═══ Provided records ═══

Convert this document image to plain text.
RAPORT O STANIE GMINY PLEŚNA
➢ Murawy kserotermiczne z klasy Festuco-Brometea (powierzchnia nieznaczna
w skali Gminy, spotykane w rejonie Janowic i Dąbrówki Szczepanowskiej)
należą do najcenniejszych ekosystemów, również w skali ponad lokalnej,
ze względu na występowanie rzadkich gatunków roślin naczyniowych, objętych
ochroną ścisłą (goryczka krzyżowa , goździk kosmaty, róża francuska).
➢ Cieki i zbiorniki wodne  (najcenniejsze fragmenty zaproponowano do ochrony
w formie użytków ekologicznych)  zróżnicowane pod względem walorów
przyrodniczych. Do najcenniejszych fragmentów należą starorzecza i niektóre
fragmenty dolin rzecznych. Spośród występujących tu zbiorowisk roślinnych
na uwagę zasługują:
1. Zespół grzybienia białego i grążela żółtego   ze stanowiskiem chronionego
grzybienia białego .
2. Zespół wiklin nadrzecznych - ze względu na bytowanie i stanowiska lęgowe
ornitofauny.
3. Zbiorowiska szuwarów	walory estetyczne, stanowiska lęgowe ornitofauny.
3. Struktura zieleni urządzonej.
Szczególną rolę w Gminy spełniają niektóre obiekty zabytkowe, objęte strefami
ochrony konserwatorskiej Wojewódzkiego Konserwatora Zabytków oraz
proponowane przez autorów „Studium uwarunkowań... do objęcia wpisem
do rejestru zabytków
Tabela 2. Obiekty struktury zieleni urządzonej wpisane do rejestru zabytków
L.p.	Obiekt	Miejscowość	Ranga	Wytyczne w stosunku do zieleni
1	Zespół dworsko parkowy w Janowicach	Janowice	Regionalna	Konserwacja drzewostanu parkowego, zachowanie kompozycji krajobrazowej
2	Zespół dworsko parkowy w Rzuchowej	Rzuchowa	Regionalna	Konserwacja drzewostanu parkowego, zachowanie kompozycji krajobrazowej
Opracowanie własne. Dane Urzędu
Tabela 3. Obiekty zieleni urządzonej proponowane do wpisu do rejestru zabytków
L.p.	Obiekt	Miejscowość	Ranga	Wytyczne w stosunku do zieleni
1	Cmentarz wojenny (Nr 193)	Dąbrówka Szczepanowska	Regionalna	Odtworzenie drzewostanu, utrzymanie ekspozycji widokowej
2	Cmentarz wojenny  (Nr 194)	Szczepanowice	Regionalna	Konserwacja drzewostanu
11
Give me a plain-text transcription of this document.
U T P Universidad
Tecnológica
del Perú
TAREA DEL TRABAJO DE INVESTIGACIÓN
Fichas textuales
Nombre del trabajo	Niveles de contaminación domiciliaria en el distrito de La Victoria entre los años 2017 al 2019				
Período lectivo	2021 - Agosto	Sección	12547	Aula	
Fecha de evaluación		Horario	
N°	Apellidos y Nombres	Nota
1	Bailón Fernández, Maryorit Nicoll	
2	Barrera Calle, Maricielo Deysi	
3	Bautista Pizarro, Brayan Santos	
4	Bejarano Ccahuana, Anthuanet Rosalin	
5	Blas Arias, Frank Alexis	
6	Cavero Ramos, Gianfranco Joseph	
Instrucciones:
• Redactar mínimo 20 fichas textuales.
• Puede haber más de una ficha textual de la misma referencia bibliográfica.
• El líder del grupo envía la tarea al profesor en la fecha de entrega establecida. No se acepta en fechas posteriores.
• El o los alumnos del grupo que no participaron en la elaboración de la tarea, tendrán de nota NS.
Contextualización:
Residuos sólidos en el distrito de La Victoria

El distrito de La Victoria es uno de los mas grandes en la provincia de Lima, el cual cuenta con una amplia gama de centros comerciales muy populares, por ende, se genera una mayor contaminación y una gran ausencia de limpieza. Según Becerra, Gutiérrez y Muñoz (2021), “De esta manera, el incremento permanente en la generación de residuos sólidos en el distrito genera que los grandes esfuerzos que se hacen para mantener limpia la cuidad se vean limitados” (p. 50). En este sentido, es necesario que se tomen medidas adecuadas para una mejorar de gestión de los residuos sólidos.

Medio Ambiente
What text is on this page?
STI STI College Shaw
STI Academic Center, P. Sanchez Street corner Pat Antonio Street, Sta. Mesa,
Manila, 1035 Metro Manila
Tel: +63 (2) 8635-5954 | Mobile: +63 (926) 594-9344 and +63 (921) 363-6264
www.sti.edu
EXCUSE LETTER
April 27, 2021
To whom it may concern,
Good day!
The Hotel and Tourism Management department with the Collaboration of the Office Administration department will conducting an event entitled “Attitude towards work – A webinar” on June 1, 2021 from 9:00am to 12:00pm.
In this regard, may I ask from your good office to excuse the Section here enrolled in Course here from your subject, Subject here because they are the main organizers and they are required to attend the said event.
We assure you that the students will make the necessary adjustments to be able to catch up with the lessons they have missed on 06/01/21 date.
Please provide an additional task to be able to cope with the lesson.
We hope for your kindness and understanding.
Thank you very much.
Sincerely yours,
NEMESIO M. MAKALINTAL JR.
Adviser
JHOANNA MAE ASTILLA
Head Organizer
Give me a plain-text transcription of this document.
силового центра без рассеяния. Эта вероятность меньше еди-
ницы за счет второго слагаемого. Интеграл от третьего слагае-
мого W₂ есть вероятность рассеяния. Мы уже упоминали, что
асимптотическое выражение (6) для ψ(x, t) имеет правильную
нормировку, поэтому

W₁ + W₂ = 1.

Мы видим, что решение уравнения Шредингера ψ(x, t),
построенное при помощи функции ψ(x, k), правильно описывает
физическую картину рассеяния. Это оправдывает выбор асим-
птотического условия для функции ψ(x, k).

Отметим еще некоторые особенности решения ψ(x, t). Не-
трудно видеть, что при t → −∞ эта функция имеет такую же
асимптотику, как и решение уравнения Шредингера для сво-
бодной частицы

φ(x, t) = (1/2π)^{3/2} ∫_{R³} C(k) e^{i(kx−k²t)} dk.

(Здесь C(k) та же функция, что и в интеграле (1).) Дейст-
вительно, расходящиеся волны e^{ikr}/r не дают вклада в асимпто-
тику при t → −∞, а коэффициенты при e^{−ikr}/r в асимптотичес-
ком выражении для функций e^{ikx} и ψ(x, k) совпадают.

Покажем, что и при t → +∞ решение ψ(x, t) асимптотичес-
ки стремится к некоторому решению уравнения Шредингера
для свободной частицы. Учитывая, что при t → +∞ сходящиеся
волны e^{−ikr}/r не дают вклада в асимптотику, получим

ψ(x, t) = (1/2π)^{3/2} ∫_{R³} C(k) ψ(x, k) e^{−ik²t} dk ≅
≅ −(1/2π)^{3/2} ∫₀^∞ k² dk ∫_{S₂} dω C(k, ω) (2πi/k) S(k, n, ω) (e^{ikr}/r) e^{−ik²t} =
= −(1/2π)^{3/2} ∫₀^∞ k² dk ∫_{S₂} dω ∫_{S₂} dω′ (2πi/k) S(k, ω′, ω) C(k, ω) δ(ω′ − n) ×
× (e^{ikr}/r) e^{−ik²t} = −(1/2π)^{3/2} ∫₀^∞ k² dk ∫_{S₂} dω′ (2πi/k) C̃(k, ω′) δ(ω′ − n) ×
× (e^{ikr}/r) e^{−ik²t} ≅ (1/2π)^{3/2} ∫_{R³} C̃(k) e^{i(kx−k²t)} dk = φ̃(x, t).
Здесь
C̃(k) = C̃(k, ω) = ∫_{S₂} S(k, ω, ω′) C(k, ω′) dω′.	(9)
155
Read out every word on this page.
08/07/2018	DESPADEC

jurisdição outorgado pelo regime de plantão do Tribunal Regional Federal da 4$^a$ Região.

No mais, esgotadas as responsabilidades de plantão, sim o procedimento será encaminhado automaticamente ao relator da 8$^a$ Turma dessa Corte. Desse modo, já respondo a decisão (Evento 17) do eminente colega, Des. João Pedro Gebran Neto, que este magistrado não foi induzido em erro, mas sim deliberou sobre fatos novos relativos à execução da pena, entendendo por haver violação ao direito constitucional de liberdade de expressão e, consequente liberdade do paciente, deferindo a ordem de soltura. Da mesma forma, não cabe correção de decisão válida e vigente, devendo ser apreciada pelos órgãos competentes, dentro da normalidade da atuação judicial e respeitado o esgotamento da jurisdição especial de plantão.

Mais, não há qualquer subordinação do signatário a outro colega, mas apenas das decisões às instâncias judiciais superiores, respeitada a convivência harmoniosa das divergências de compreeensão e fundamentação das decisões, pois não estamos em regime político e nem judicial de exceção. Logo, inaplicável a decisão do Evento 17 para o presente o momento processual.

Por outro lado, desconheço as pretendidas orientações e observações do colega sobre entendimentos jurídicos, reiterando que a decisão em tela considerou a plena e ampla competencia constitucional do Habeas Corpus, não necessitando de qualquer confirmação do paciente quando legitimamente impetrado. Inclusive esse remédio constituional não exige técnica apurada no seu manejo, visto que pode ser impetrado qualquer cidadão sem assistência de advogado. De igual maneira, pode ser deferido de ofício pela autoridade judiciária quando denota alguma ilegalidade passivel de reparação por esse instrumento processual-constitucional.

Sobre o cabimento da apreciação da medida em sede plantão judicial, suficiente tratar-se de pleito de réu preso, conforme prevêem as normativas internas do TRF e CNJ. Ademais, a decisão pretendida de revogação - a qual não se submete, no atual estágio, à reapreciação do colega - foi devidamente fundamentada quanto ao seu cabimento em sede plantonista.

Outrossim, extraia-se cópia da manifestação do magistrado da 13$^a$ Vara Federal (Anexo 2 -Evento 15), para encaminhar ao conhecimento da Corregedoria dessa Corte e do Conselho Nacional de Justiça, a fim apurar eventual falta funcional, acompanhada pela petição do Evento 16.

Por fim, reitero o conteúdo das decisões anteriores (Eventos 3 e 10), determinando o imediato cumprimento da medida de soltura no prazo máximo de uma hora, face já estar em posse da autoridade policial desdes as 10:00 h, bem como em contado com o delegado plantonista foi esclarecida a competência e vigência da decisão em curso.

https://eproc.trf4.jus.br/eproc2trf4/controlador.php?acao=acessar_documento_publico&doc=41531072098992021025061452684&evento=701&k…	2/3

═══

Given problem:
What is the number of lines in the data holding the word "Federal"? Reply with that number only.

Output for this task:
2